WRITTEN REQUEST: Locate and copy each line in the data that contains the word "bottom".

STORED RECORDS:
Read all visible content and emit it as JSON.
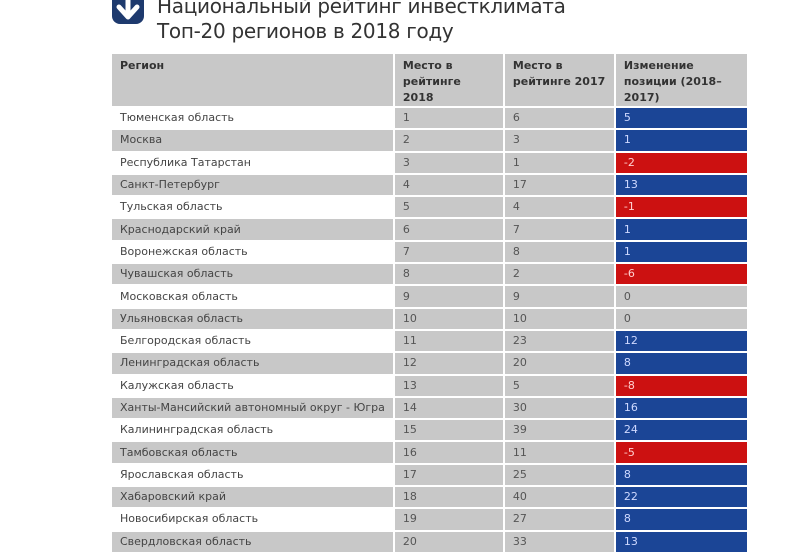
{
  "header": {
    "logo_icon": "arrow-down-logo-icon",
    "title_line1": "Национальный рейтинг инвестклимата",
    "title_line2": "Топ-20 регионов в 2018 году"
  },
  "colors": {
    "positive": "#1b4596",
    "negative": "#cc1111",
    "neutral": "#c8c8c8"
  },
  "table": {
    "columns": [
      "Регион",
      "Место в рейтинге 2018",
      "Место в рейтинге 2017",
      "Изменение позиции (2018–2017)"
    ],
    "rows": [
      {
        "region": "Тюменская область",
        "r2018": "1",
        "r2017": "6",
        "change": "5"
      },
      {
        "region": "Москва",
        "r2018": "2",
        "r2017": "3",
        "change": "1"
      },
      {
        "region": "Республика Татарстан",
        "r2018": "3",
        "r2017": "1",
        "change": "-2"
      },
      {
        "region": "Санкт-Петербург",
        "r2018": "4",
        "r2017": "17",
        "change": "13"
      },
      {
        "region": "Тульская область",
        "r2018": "5",
        "r2017": "4",
        "change": "-1"
      },
      {
        "region": "Краснодарский край",
        "r2018": "6",
        "r2017": "7",
        "change": "1"
      },
      {
        "region": "Воронежская область",
        "r2018": "7",
        "r2017": "8",
        "change": "1"
      },
      {
        "region": "Чувашская область",
        "r2018": "8",
        "r2017": "2",
        "change": "-6"
      },
      {
        "region": "Московская область",
        "r2018": "9",
        "r2017": "9",
        "change": "0"
      },
      {
        "region": "Ульяновская область",
        "r2018": "10",
        "r2017": "10",
        "change": "0"
      },
      {
        "region": "Белгородская область",
        "r2018": "11",
        "r2017": "23",
        "change": "12"
      },
      {
        "region": "Ленинградская область",
        "r2018": "12",
        "r2017": "20",
        "change": "8"
      },
      {
        "region": "Калужская область",
        "r2018": "13",
        "r2017": "5",
        "change": "-8"
      },
      {
        "region": "Ханты-Мансийский автономный округ - Югра",
        "r2018": "14",
        "r2017": "30",
        "change": "16"
      },
      {
        "region": "Калининградская область",
        "r2018": "15",
        "r2017": "39",
        "change": "24"
      },
      {
        "region": "Тамбовская область",
        "r2018": "16",
        "r2017": "11",
        "change": "-5"
      },
      {
        "region": "Ярославская область",
        "r2018": "17",
        "r2017": "25",
        "change": "8"
      },
      {
        "region": "Хабаровский край",
        "r2018": "18",
        "r2017": "40",
        "change": "22"
      },
      {
        "region": "Новосибирская область",
        "r2018": "19",
        "r2017": "27",
        "change": "8"
      },
      {
        "region": "Свердловская область",
        "r2018": "20",
        "r2017": "33",
        "change": "13"
      }
    ]
  }
}
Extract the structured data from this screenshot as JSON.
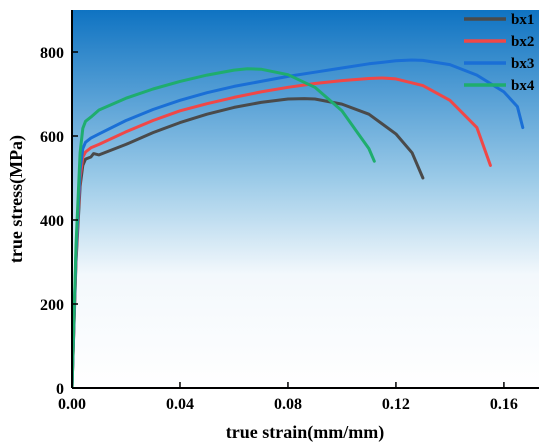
{
  "chart_data": {
    "type": "line",
    "title": "",
    "xlabel": "true strain(mm/mm)",
    "ylabel": "true stress(MPa)",
    "xlim": [
      0,
      0.173
    ],
    "ylim": [
      0,
      900
    ],
    "xticks": [
      0.0,
      0.04,
      0.08,
      0.12,
      0.16
    ],
    "xtick_labels": [
      "0.00",
      "0.04",
      "0.08",
      "0.12",
      "0.16"
    ],
    "yticks": [
      0,
      200,
      400,
      600,
      800
    ],
    "ytick_labels": [
      "0",
      "200",
      "400",
      "600",
      "800"
    ],
    "legend_position": "top-right",
    "grid": false,
    "background": "gradient: blue (top) to white (bottom)",
    "series": [
      {
        "name": "bx1",
        "color": "#4a4a4a",
        "x": [
          0,
          0.0015,
          0.003,
          0.004,
          0.005,
          0.007,
          0.008,
          0.01,
          0.02,
          0.03,
          0.04,
          0.05,
          0.06,
          0.07,
          0.08,
          0.086,
          0.09,
          0.1,
          0.11,
          0.12,
          0.126,
          0.13
        ],
        "y": [
          0,
          300,
          480,
          530,
          545,
          550,
          558,
          555,
          580,
          608,
          632,
          652,
          668,
          680,
          688,
          689,
          688,
          676,
          652,
          605,
          560,
          500
        ]
      },
      {
        "name": "bx2",
        "color": "#f04747",
        "x": [
          0,
          0.0015,
          0.003,
          0.004,
          0.005,
          0.007,
          0.01,
          0.02,
          0.03,
          0.04,
          0.05,
          0.06,
          0.07,
          0.08,
          0.09,
          0.1,
          0.11,
          0.115,
          0.12,
          0.13,
          0.14,
          0.15,
          0.155
        ],
        "y": [
          0,
          310,
          500,
          550,
          562,
          572,
          580,
          610,
          637,
          660,
          677,
          692,
          705,
          716,
          725,
          732,
          737,
          738,
          736,
          720,
          685,
          620,
          530
        ]
      },
      {
        "name": "bx3",
        "color": "#1a6fd6",
        "x": [
          0,
          0.0015,
          0.003,
          0.004,
          0.005,
          0.007,
          0.01,
          0.02,
          0.03,
          0.04,
          0.05,
          0.06,
          0.07,
          0.08,
          0.09,
          0.1,
          0.11,
          0.12,
          0.126,
          0.13,
          0.14,
          0.15,
          0.16,
          0.165,
          0.167
        ],
        "y": [
          0,
          320,
          520,
          570,
          585,
          595,
          605,
          637,
          663,
          685,
          703,
          718,
          730,
          742,
          752,
          762,
          772,
          779,
          781,
          780,
          770,
          745,
          705,
          670,
          620
        ]
      },
      {
        "name": "bx4",
        "color": "#1fad6e",
        "x": [
          0,
          0.0015,
          0.003,
          0.004,
          0.005,
          0.007,
          0.01,
          0.02,
          0.03,
          0.04,
          0.05,
          0.06,
          0.065,
          0.07,
          0.08,
          0.09,
          0.1,
          0.105,
          0.11,
          0.112
        ],
        "y": [
          0,
          340,
          560,
          618,
          635,
          645,
          662,
          690,
          712,
          730,
          745,
          757,
          760,
          759,
          746,
          716,
          660,
          615,
          570,
          540
        ]
      }
    ]
  }
}
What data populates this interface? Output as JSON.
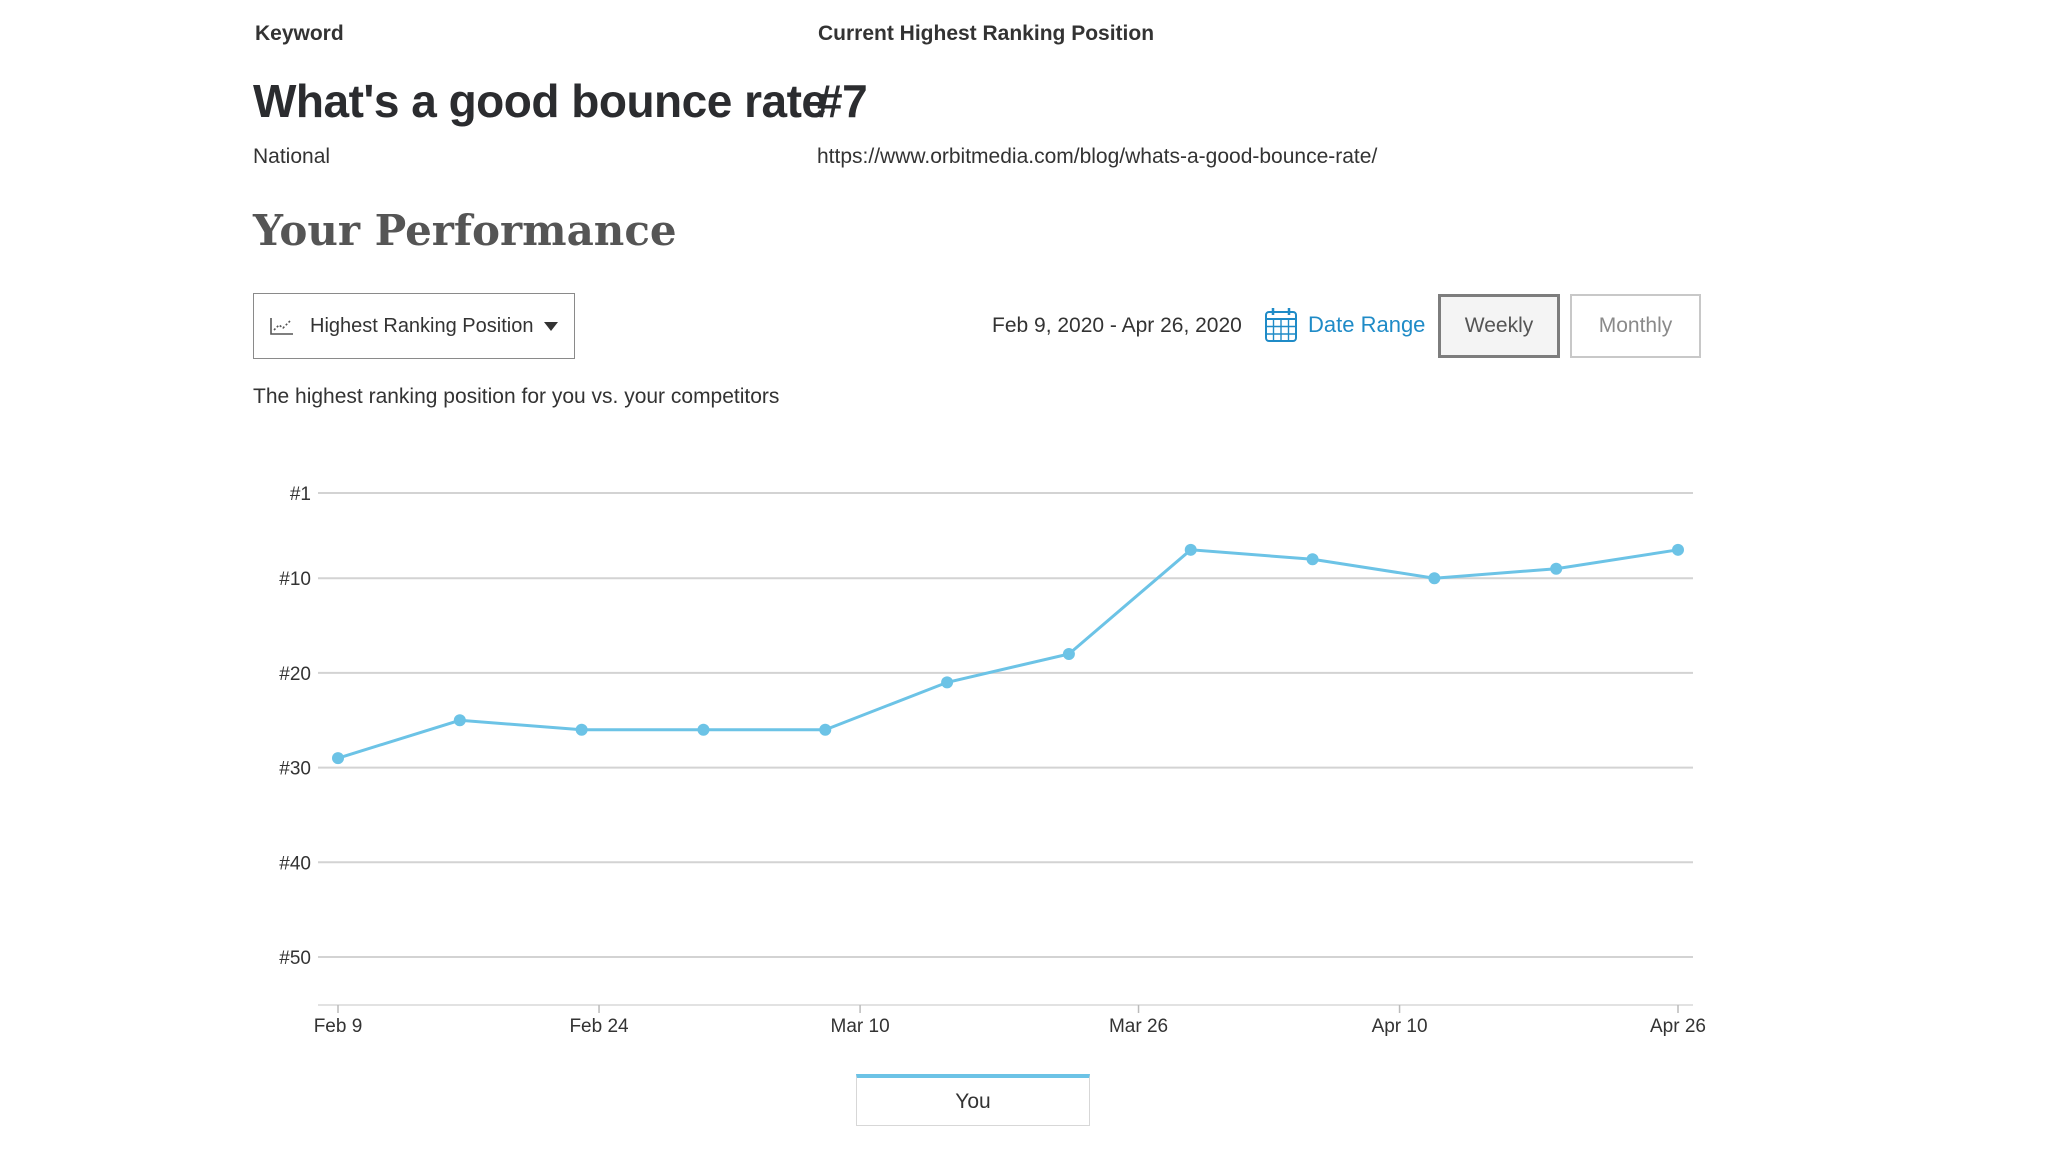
{
  "header": {
    "keyword_label": "Keyword",
    "keyword": "What's a good bounce rate",
    "location": "National",
    "position_label": "Current Highest Ranking Position",
    "position": "#7",
    "url": "https://www.orbitmedia.com/blog/whats-a-good-bounce-rate/"
  },
  "section_title": "Your Performance",
  "controls": {
    "metric_dropdown": "Highest Ranking Position",
    "metric_icon": "line-chart-icon",
    "date_range_text": "Feb 9, 2020 - Apr 26, 2020",
    "date_range_button": "Date Range",
    "date_icon": "calendar-icon",
    "weekly": "Weekly",
    "monthly": "Monthly",
    "active_period": "Weekly"
  },
  "description": "The highest ranking position for you vs. your competitors",
  "colors": {
    "line": "#6cc3e6",
    "accent": "#1f8bc7"
  },
  "chart_data": {
    "type": "line",
    "x": [
      "Feb 9",
      "Feb 16",
      "Feb 23",
      "Mar 1",
      "Mar 8",
      "Mar 15",
      "Mar 22",
      "Mar 29",
      "Apr 5",
      "Apr 12",
      "Apr 19",
      "Apr 26"
    ],
    "x_tick_labels": [
      "Feb 9",
      "Feb 24",
      "Mar 10",
      "Mar 26",
      "Apr 10",
      "Apr 26"
    ],
    "x_tick_dates": [
      "2020-02-09",
      "2020-02-24",
      "2020-03-10",
      "2020-03-26",
      "2020-04-10",
      "2020-04-26"
    ],
    "y_tick_labels": [
      "#1",
      "#10",
      "#20",
      "#30",
      "#40",
      "#50"
    ],
    "y_tick_values": [
      1,
      10,
      20,
      30,
      40,
      50
    ],
    "ylim": [
      1,
      55
    ],
    "y_reversed": true,
    "grid": true,
    "legend_position": "bottom-center",
    "series": [
      {
        "name": "You",
        "values": [
          29,
          25,
          26,
          26,
          26,
          21,
          18,
          7,
          8,
          10,
          9,
          7
        ]
      }
    ]
  }
}
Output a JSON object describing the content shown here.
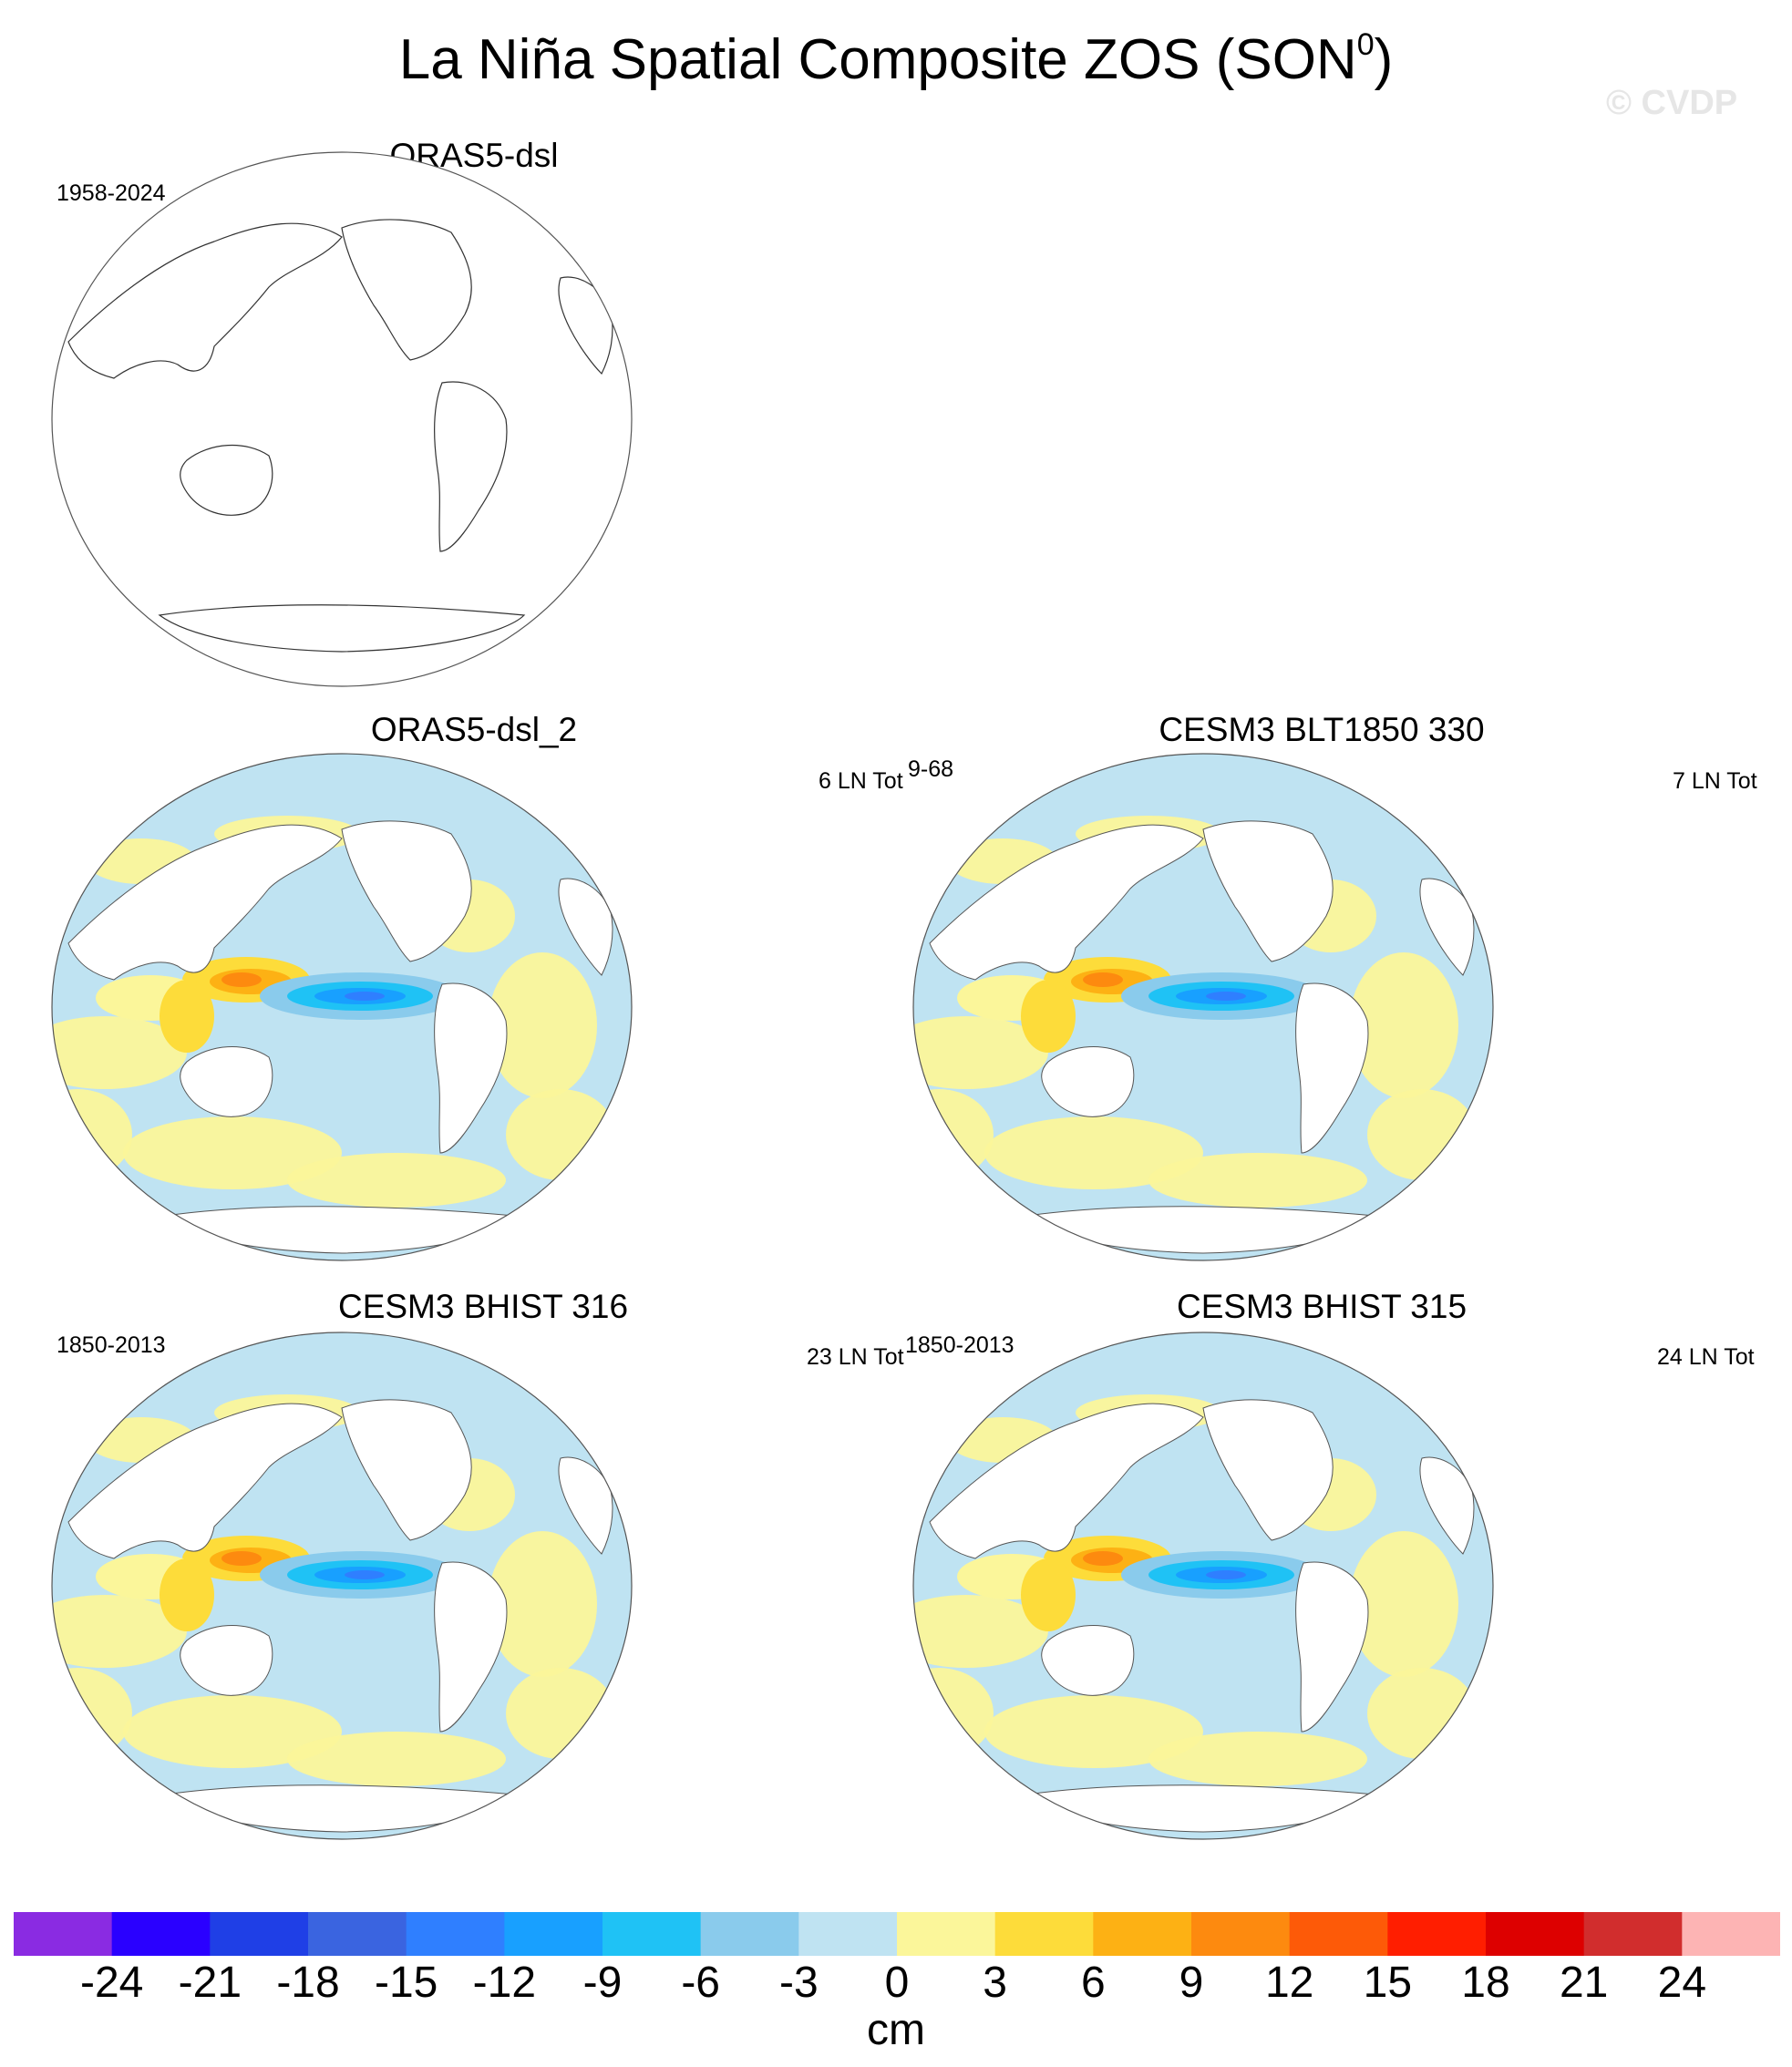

RESULT OF THE TASK:
    "background": "gradient: blue (top) to white (bottom)",
    "legend_position": "bottom-center",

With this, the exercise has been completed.